[begin Given records]

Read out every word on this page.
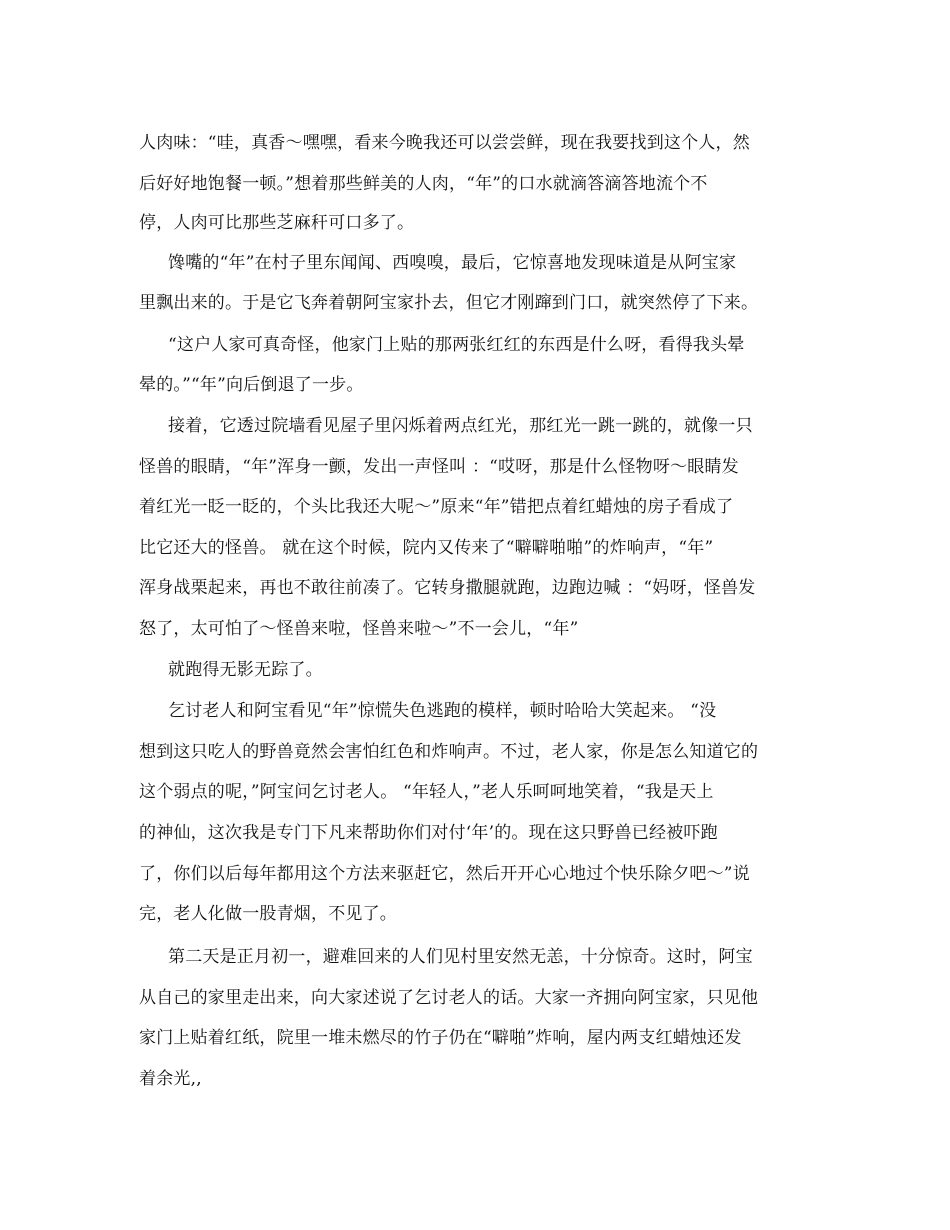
人肉味：“哇，真香～嘿嘿，看来今晚我还可以尝尝鲜，现在我要找到这个人，然
后好好地饱餐一顿。”想着那些鲜美的人肉，“年”的口水就滴答滴答地流个不
停，人肉可比那些芝麻秆可口多了。
馋嘴的“年”在村子里东闻闻、西嗅嗅，最后，它惊喜地发现味道是从阿宝家
里飘出来的。于是它飞奔着朝阿宝家扑去，但它才刚蹿到门口，就突然停了下来。
“这户人家可真奇怪，他家门上贴的那两张红红的东西是什么呀，看得我头晕
晕的。”“年”向后倒退了一步。
接着，它透过院墙看见屋子里闪烁着两点红光，那红光一跳一跳的，就像一只
怪兽的眼睛，“年”浑身一颤，发出一声怪叫 ：“哎呀，那是什么怪物呀～眼睛发
着红光一眨一眨的，个头比我还大呢～”原来“年”错把点着红蜡烛的房子看成了
比它还大的怪兽。 就在这个时候，院内又传来了“噼噼啪啪”的炸响声，“年”
浑身战栗起来，再也不敢往前凑了。它转身撒腿就跑，边跑边喊 ：“妈呀，怪兽发
怒了，太可怕了～怪兽来啦，怪兽来啦～”不一会儿，“年”
就跑得无影无踪了。
乞讨老人和阿宝看见“年”惊慌失色逃跑的模样，顿时哈哈大笑起来。 “没
想到这只吃人的野兽竟然会害怕红色和炸响声。不过，老人家，你是怎么知道它的
这个弱点的呢，”阿宝问乞讨老人。 “年轻人，”老人乐呵呵地笑着，“我是天上
的神仙，这次我是专门下凡来帮助你们对付‘年’的。现在这只野兽已经被吓跑
了，你们以后每年都用这个方法来驱赶它，然后开开心心地过个快乐除夕吧～”说
完，老人化做一股青烟，不见了。
第二天是正月初一，避难回来的人们见村里安然无恙，十分惊奇。这时，阿宝
从自己的家里走出来，向大家述说了乞讨老人的话。大家一齐拥向阿宝家，只见他
家门上贴着红纸，院里一堆未燃尽的竹子仍在“噼啪”炸响，屋内两支红蜡烛还发
着余光,,
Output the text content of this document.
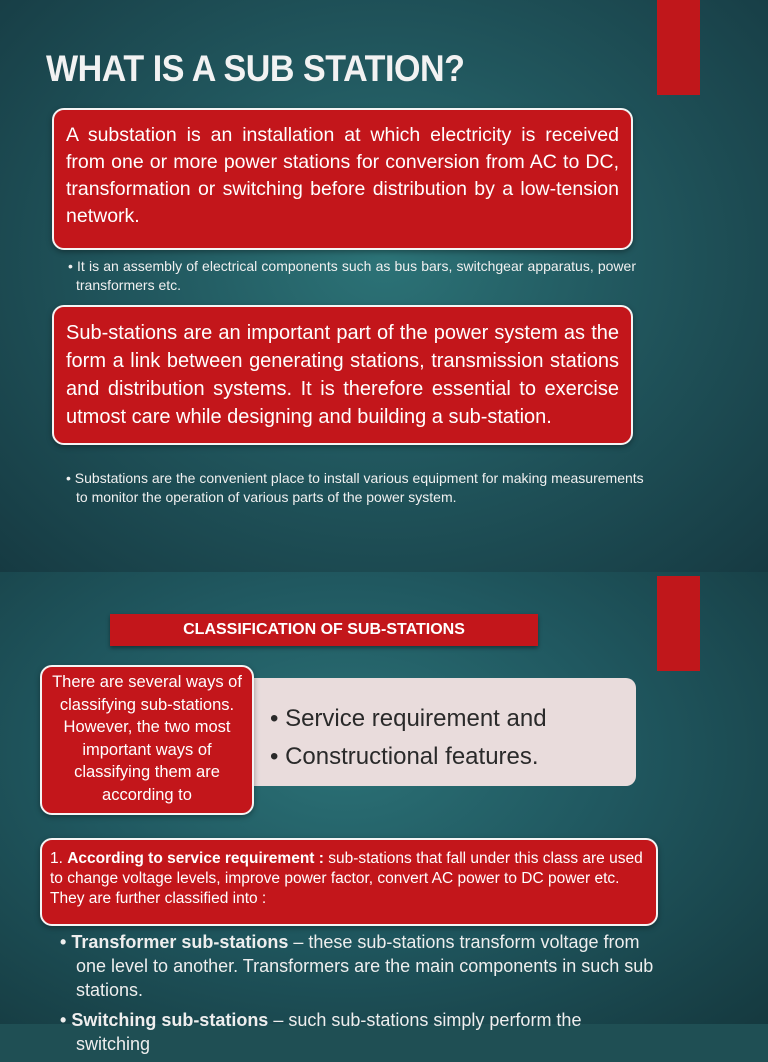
WHAT IS A SUB STATION?
A substation is an installation at which electricity is received from one or more power stations for conversion from AC to DC, transformation or switching before distribution by a low-tension network.

• It is an assembly of electrical components such as bus bars, switchgear apparatus, power transformers etc.

Sub-stations are an important part of the power system as the form a link between generating stations, transmission stations and distribution systems. It is therefore essential to exercise utmost care while designing and building a sub-station.

• Substations are the convenient place to install various equipment for making measurements to monitor the operation of various parts of the power system.

CLASSIFICATION OF SUB-STATIONS
• Service requirement and
• Constructional features.
There are several ways of classifying sub-stations. However, the two most important ways of classifying them are according to
1. According to service requirement : sub-stations that fall under this class are used to change voltage levels, improve power factor, convert AC power to DC power etc. They are further classified into :
• Transformer sub-stations – these sub-stations transform voltage from one level to another. Transformers are the main components in such sub stations.
• Switching sub-stations – such sub-stations simply perform the switching
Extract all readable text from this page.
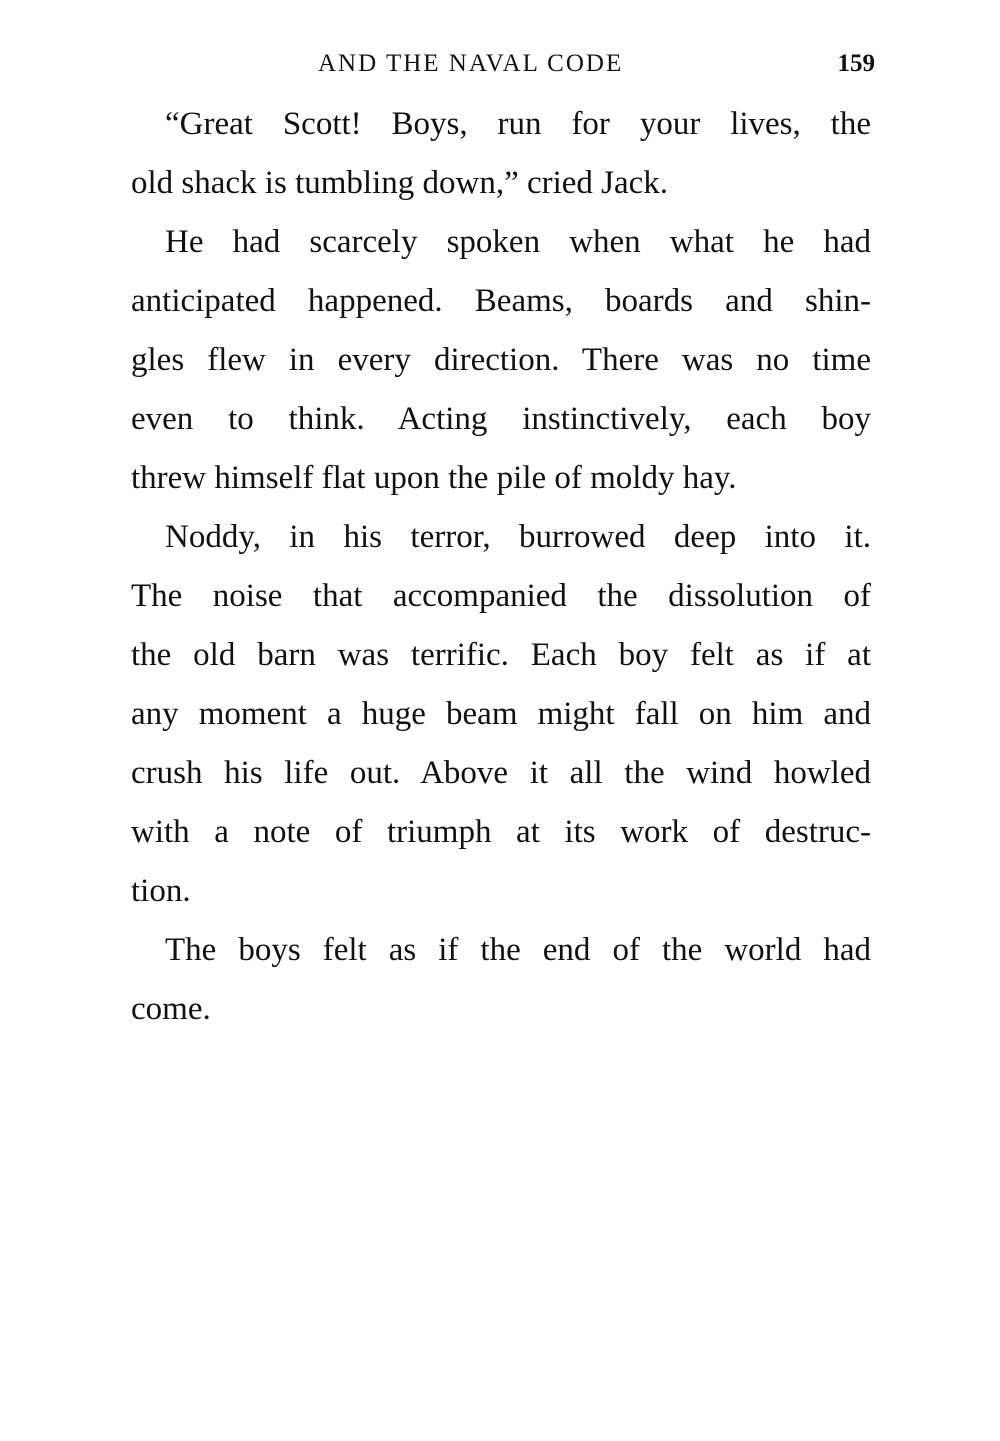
AND THE NAVAL CODE	159
“Great Scott! Boys, run for your lives, the
old shack is tumbling down,” cried Jack.
He had scarcely spoken when what he had
anticipated happened. Beams, boards and shin-
gles flew in every direction. There was no time
even to think. Acting instinctively, each boy
threw himself flat upon the pile of moldy hay.
Noddy, in his terror, burrowed deep into it.
The noise that accompanied the dissolution of
the old barn was terrific. Each boy felt as if at
any moment a huge beam might fall on him and
crush his life out. Above it all the wind howled
with a note of triumph at its work of destruc-
tion.
The boys felt as if the end of the world had
come.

[end Given records]

**Task prompt:** Keep every word of the data as it is when you write it out, but drop the pictures.

**Written response:**
Read out every word on this page.
人肉味：“哇，真香～嘿嘿，看来今晚我还可以尝尝鲜，现在我要找到这个人，然
后好好地饱餐一顿。”想着那些鲜美的人肉，“年”的口水就滴答滴答地流个不
停，人肉可比那些芝麻秆可口多了。
馋嘴的“年”在村子里东闻闻、西嗅嗅，最后，它惊喜地发现味道是从阿宝家
里飘出来的。于是它飞奔着朝阿宝家扑去，但它才刚蹿到门口，就突然停了下来。
“这户人家可真奇怪，他家门上贴的那两张红红的东西是什么呀，看得我头晕
晕的。”“年”向后倒退了一步。
接着，它透过院墙看见屋子里闪烁着两点红光，那红光一跳一跳的，就像一只
怪兽的眼睛，“年”浑身一颤，发出一声怪叫 ：“哎呀，那是什么怪物呀～眼睛发
着红光一眨一眨的，个头比我还大呢～”原来“年”错把点着红蜡烛的房子看成了
比它还大的怪兽。 就在这个时候，院内又传来了“噼噼啪啪”的炸响声，“年”
浑身战栗起来，再也不敢往前凑了。它转身撒腿就跑，边跑边喊 ：“妈呀，怪兽发
怒了，太可怕了～怪兽来啦，怪兽来啦～”不一会儿，“年”
就跑得无影无踪了。
乞讨老人和阿宝看见“年”惊慌失色逃跑的模样，顿时哈哈大笑起来。 “没
想到这只吃人的野兽竟然会害怕红色和炸响声。不过，老人家，你是怎么知道它的
这个弱点的呢，”阿宝问乞讨老人。 “年轻人，”老人乐呵呵地笑着，“我是天上
的神仙，这次我是专门下凡来帮助你们对付‘年’的。现在这只野兽已经被吓跑
了，你们以后每年都用这个方法来驱赶它，然后开开心心地过个快乐除夕吧～”说
完，老人化做一股青烟，不见了。
第二天是正月初一，避难回来的人们见村里安然无恙，十分惊奇。这时，阿宝
从自己的家里走出来，向大家述说了乞讨老人的话。大家一齐拥向阿宝家，只见他
家门上贴着红纸，院里一堆未燃尽的竹子仍在“噼啪”炸响，屋内两支红蜡烛还发
着余光,,
Output the text content of this document.
WHAT IS A SUB STATION?
A substation is an installation at which electricity is received from one or more power stations for conversion from AC to DC, transformation or switching before distribution by a low-tension network.

• It is an assembly of electrical components such as bus bars, switchgear apparatus, power transformers etc.

Sub-stations are an important part of the power system as the form a link between generating stations, transmission stations and distribution systems. It is therefore essential to exercise utmost care while designing and building a sub-station.

• Substations are the convenient place to install various equipment for making measurements to monitor the operation of various parts of the power system.

CLASSIFICATION OF SUB-STATIONS
• Service requirement and
• Constructional features.
There are several ways of classifying sub-stations. However, the two most important ways of classifying them are according to
1. According to service requirement : sub-stations that fall under this class are used to change voltage levels, improve power factor, convert AC power to DC power etc. They are further classified into :
• Transformer sub-stations – these sub-stations transform voltage from one level to another. Transformers are the main components in such sub stations.
• Switching sub-stations – such sub-stations simply perform the switching
Extract all readable text from this page.
AND THE NAVAL CODE	159
“Great Scott! Boys, run for your lives, the
old shack is tumbling down,” cried Jack.
He had scarcely spoken when what he had
anticipated happened. Beams, boards and shin-
gles flew in every direction. There was no time
even to think. Acting instinctively, each boy
threw himself flat upon the pile of moldy hay.
Noddy, in his terror, burrowed deep into it.
The noise that accompanied the dissolution of
the old barn was terrific. Each boy felt as if at
any moment a huge beam might fall on him and
crush his life out. Above it all the wind howled
with a note of triumph at its work of destruc-
tion.
The boys felt as if the end of the world had
come.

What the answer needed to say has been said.